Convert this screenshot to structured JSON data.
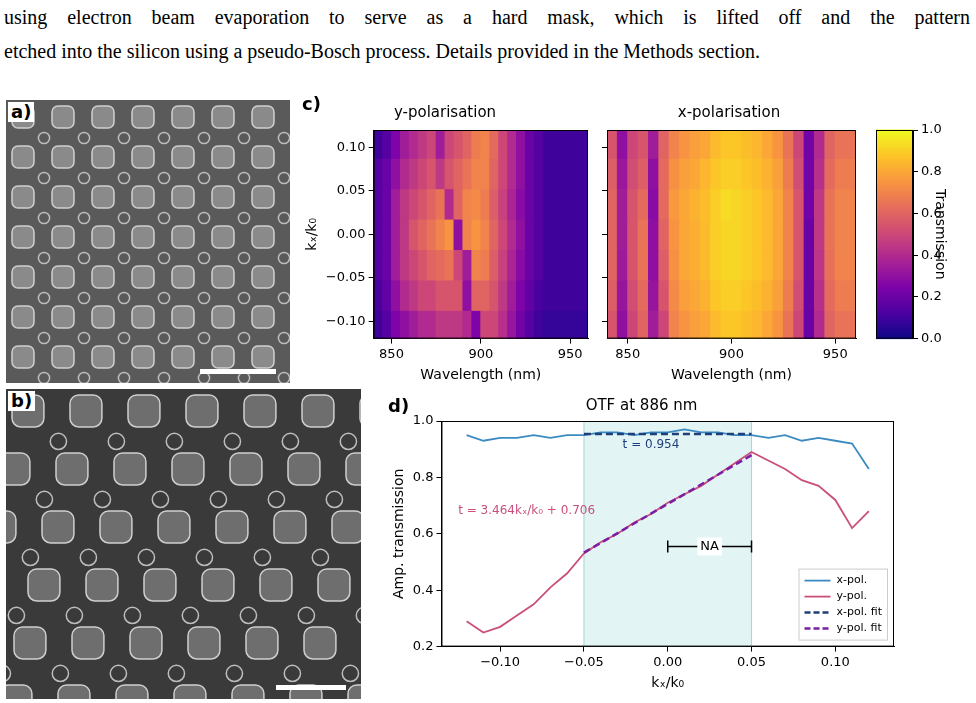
{
  "page_text": [
    "using electron beam evaporation to serve as a hard mask, which is lifted off and the pattern",
    "etched into the silicon using a pseudo-Bosch process. Details provided in the Methods section."
  ],
  "images": [
    {
      "label": "a)"
    },
    {
      "label": "b)"
    }
  ],
  "chart_data": [
    {
      "type": "heatmap",
      "label": "c)",
      "title": "y-polarisation",
      "x_label": "Wavelength (nm)",
      "y_label": "kₓ/k₀",
      "grid": false,
      "xlim": [
        840,
        960
      ],
      "xticks": [
        850,
        900,
        950
      ],
      "ylim": [
        -0.12,
        0.12
      ],
      "yticks": [
        {
          "value": -0.1,
          "label": "−0.10"
        },
        {
          "value": -0.05,
          "label": "−0.05"
        },
        {
          "value": 0,
          "label": "0.00"
        },
        {
          "value": 0.05,
          "label": "0.05"
        },
        {
          "value": 0.1,
          "label": "0.10"
        }
      ],
      "x": [
        842.5,
        847.5,
        852.5,
        857.5,
        862.5,
        867.5,
        872.5,
        877.5,
        882.5,
        887.5,
        892.5,
        897.5,
        902.5,
        907.5,
        912.5,
        917.5,
        922.5,
        927.5,
        932.5,
        937.5,
        942.5,
        947.5,
        952.5,
        957.5
      ],
      "y": [
        -0.105,
        -0.07,
        -0.035,
        0,
        0.035,
        0.07,
        0.105
      ],
      "values": [
        [
          0.1,
          0.15,
          0.25,
          0.3,
          0.35,
          0.4,
          0.4,
          0.45,
          0.45,
          0.45,
          0.4,
          0.25,
          0.5,
          0.5,
          0.42,
          0.32,
          0.22,
          0.15,
          0.1,
          0.08,
          0.08,
          0.08,
          0.08,
          0.08
        ],
        [
          0.12,
          0.18,
          0.3,
          0.4,
          0.45,
          0.5,
          0.5,
          0.55,
          0.55,
          0.55,
          0.3,
          0.6,
          0.6,
          0.55,
          0.45,
          0.35,
          0.25,
          0.18,
          0.12,
          0.1,
          0.1,
          0.1,
          0.1,
          0.1
        ],
        [
          0.15,
          0.2,
          0.35,
          0.45,
          0.5,
          0.55,
          0.6,
          0.62,
          0.65,
          0.5,
          0.35,
          0.7,
          0.68,
          0.58,
          0.48,
          0.38,
          0.28,
          0.2,
          0.15,
          0.1,
          0.1,
          0.1,
          0.1,
          0.1
        ],
        [
          0.15,
          0.2,
          0.35,
          0.45,
          0.55,
          0.6,
          0.65,
          0.7,
          0.75,
          0.3,
          0.7,
          0.75,
          0.7,
          0.6,
          0.5,
          0.4,
          0.3,
          0.2,
          0.15,
          0.1,
          0.1,
          0.1,
          0.1,
          0.1
        ],
        [
          0.15,
          0.2,
          0.35,
          0.45,
          0.5,
          0.55,
          0.6,
          0.65,
          0.4,
          0.6,
          0.7,
          0.72,
          0.68,
          0.58,
          0.48,
          0.38,
          0.28,
          0.2,
          0.15,
          0.1,
          0.1,
          0.1,
          0.1,
          0.1
        ],
        [
          0.15,
          0.2,
          0.3,
          0.4,
          0.45,
          0.5,
          0.55,
          0.45,
          0.55,
          0.6,
          0.65,
          0.7,
          0.7,
          0.6,
          0.5,
          0.4,
          0.3,
          0.2,
          0.15,
          0.1,
          0.1,
          0.1,
          0.1,
          0.1
        ],
        [
          0.1,
          0.15,
          0.25,
          0.35,
          0.4,
          0.45,
          0.5,
          0.35,
          0.5,
          0.55,
          0.6,
          0.68,
          0.7,
          0.62,
          0.5,
          0.4,
          0.3,
          0.2,
          0.15,
          0.1,
          0.1,
          0.1,
          0.1,
          0.1
        ]
      ]
    },
    {
      "type": "heatmap",
      "title": "x-polarisation",
      "x_label": "Wavelength (nm)",
      "grid": false,
      "tick_labels": "x",
      "xlim": [
        840,
        960
      ],
      "xticks": [
        850,
        900,
        950
      ],
      "ylim": [
        -0.12,
        0.12
      ],
      "yticks": [
        -0.1,
        -0.05,
        0,
        0.05,
        0.1
      ],
      "x": [
        842.5,
        847.5,
        852.5,
        857.5,
        862.5,
        867.5,
        872.5,
        877.5,
        882.5,
        887.5,
        892.5,
        897.5,
        902.5,
        907.5,
        912.5,
        917.5,
        922.5,
        927.5,
        932.5,
        937.5,
        942.5,
        947.5,
        952.5,
        957.5
      ],
      "y": [
        -0.105,
        -0.07,
        -0.035,
        0,
        0.035,
        0.07,
        0.105
      ],
      "values": [
        [
          0.55,
          0.3,
          0.5,
          0.6,
          0.35,
          0.5,
          0.7,
          0.75,
          0.78,
          0.8,
          0.85,
          0.88,
          0.88,
          0.86,
          0.84,
          0.8,
          0.75,
          0.65,
          0.5,
          0.2,
          0.4,
          0.6,
          0.65,
          0.65
        ],
        [
          0.58,
          0.32,
          0.52,
          0.62,
          0.32,
          0.55,
          0.72,
          0.78,
          0.8,
          0.83,
          0.88,
          0.9,
          0.9,
          0.88,
          0.86,
          0.83,
          0.78,
          0.68,
          0.52,
          0.2,
          0.42,
          0.62,
          0.68,
          0.68
        ],
        [
          0.6,
          0.34,
          0.55,
          0.65,
          0.3,
          0.58,
          0.74,
          0.8,
          0.82,
          0.85,
          0.9,
          0.92,
          0.92,
          0.9,
          0.88,
          0.85,
          0.8,
          0.7,
          0.55,
          0.2,
          0.44,
          0.64,
          0.7,
          0.7
        ],
        [
          0.6,
          0.35,
          0.55,
          0.65,
          0.3,
          0.6,
          0.75,
          0.8,
          0.82,
          0.85,
          0.9,
          0.92,
          0.92,
          0.9,
          0.88,
          0.85,
          0.8,
          0.7,
          0.55,
          0.2,
          0.45,
          0.65,
          0.7,
          0.7
        ],
        [
          0.6,
          0.35,
          0.55,
          0.62,
          0.28,
          0.62,
          0.76,
          0.8,
          0.83,
          0.86,
          0.9,
          0.93,
          0.92,
          0.9,
          0.88,
          0.85,
          0.8,
          0.7,
          0.55,
          0.22,
          0.45,
          0.65,
          0.7,
          0.7
        ],
        [
          0.58,
          0.33,
          0.52,
          0.58,
          0.3,
          0.62,
          0.74,
          0.78,
          0.8,
          0.84,
          0.88,
          0.9,
          0.9,
          0.88,
          0.86,
          0.83,
          0.78,
          0.68,
          0.52,
          0.22,
          0.42,
          0.62,
          0.68,
          0.68
        ],
        [
          0.55,
          0.3,
          0.5,
          0.55,
          0.35,
          0.6,
          0.7,
          0.75,
          0.78,
          0.8,
          0.85,
          0.88,
          0.88,
          0.86,
          0.84,
          0.8,
          0.75,
          0.65,
          0.5,
          0.22,
          0.4,
          0.6,
          0.65,
          0.65
        ]
      ],
      "colorbar": {
        "label": "Transmission",
        "range": [
          0,
          1
        ],
        "ticks": [
          {
            "value": 0,
            "label": "0.0"
          },
          0.2,
          0.4,
          0.6,
          0.8,
          {
            "value": 1,
            "label": "1.0"
          }
        ]
      }
    },
    {
      "type": "line",
      "label": "d)",
      "title": "OTF at 886 nm",
      "x_label": "kₓ/k₀",
      "y_label": "Amp. transmission",
      "grid": false,
      "legend": "lower right",
      "xlim": [
        -0.135,
        0.135
      ],
      "xticks": [
        {
          "value": -0.1,
          "label": "−0.10"
        },
        {
          "value": -0.05,
          "label": "−0.05"
        },
        {
          "value": 0,
          "label": "0.00"
        },
        {
          "value": 0.05,
          "label": "0.05"
        },
        {
          "value": 0.1,
          "label": "0.10"
        }
      ],
      "ylim": [
        0.2,
        1.0
      ],
      "yticks": [
        0.2,
        0.4,
        0.6,
        0.8,
        {
          "value": 1,
          "label": "1.0"
        }
      ],
      "x": [
        -0.12,
        -0.11,
        -0.1,
        -0.09,
        -0.08,
        -0.07,
        -0.06,
        -0.05,
        -0.04,
        -0.03,
        -0.02,
        -0.01,
        0,
        0.01,
        0.02,
        0.03,
        0.04,
        0.05,
        0.06,
        0.07,
        0.08,
        0.09,
        0.1,
        0.11,
        0.12
      ],
      "series": [
        {
          "name": "x-pol.",
          "color": "#3b8bc2",
          "line_style": "solid",
          "values": [
            0.95,
            0.93,
            0.94,
            0.94,
            0.95,
            0.94,
            0.95,
            0.95,
            0.96,
            0.96,
            0.95,
            0.96,
            0.96,
            0.97,
            0.96,
            0.96,
            0.95,
            0.95,
            0.94,
            0.95,
            0.93,
            0.94,
            0.93,
            0.92,
            0.83
          ]
        },
        {
          "name": "y-pol.",
          "color": "#c94f7c",
          "line_style": "solid",
          "values": [
            0.29,
            0.25,
            0.27,
            0.31,
            0.35,
            0.41,
            0.46,
            0.53,
            0.57,
            0.6,
            0.64,
            0.67,
            0.71,
            0.74,
            0.77,
            0.81,
            0.85,
            0.89,
            0.86,
            0.83,
            0.79,
            0.77,
            0.72,
            0.62,
            0.68
          ]
        },
        {
          "name": "x-pol. fit",
          "color": "#1f3f7a",
          "line_style": "dashed",
          "x": [
            -0.05,
            0.05
          ],
          "values": [
            0.954,
            0.954
          ]
        },
        {
          "name": "y-pol. fit",
          "color": "#7b1fa2",
          "line_style": "dashed",
          "x": [
            -0.05,
            0.05
          ],
          "values": [
            0.533,
            0.879
          ]
        }
      ],
      "shaded_band": [
        -0.05,
        0.05
      ],
      "bracket": {
        "text": "NA",
        "x": [
          0,
          0.05
        ],
        "y": 0.555
      },
      "annotations": [
        {
          "text": "t = 0.954",
          "x": -0.01,
          "y": 0.915,
          "color": "#1f3f7a"
        },
        {
          "text": "t = 3.464kₓ/k₀ + 0.706",
          "x": -0.125,
          "y": 0.68,
          "color": "#c94f7c"
        }
      ]
    }
  ]
}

········

**Task instructions**
From the entries above, copy every line containing the word "name".

**Answer to the exercise**
          "name": "x-pol.",
          "name": "y-pol.",
          "name": "x-pol. fit",
          "name": "y-pol. fit",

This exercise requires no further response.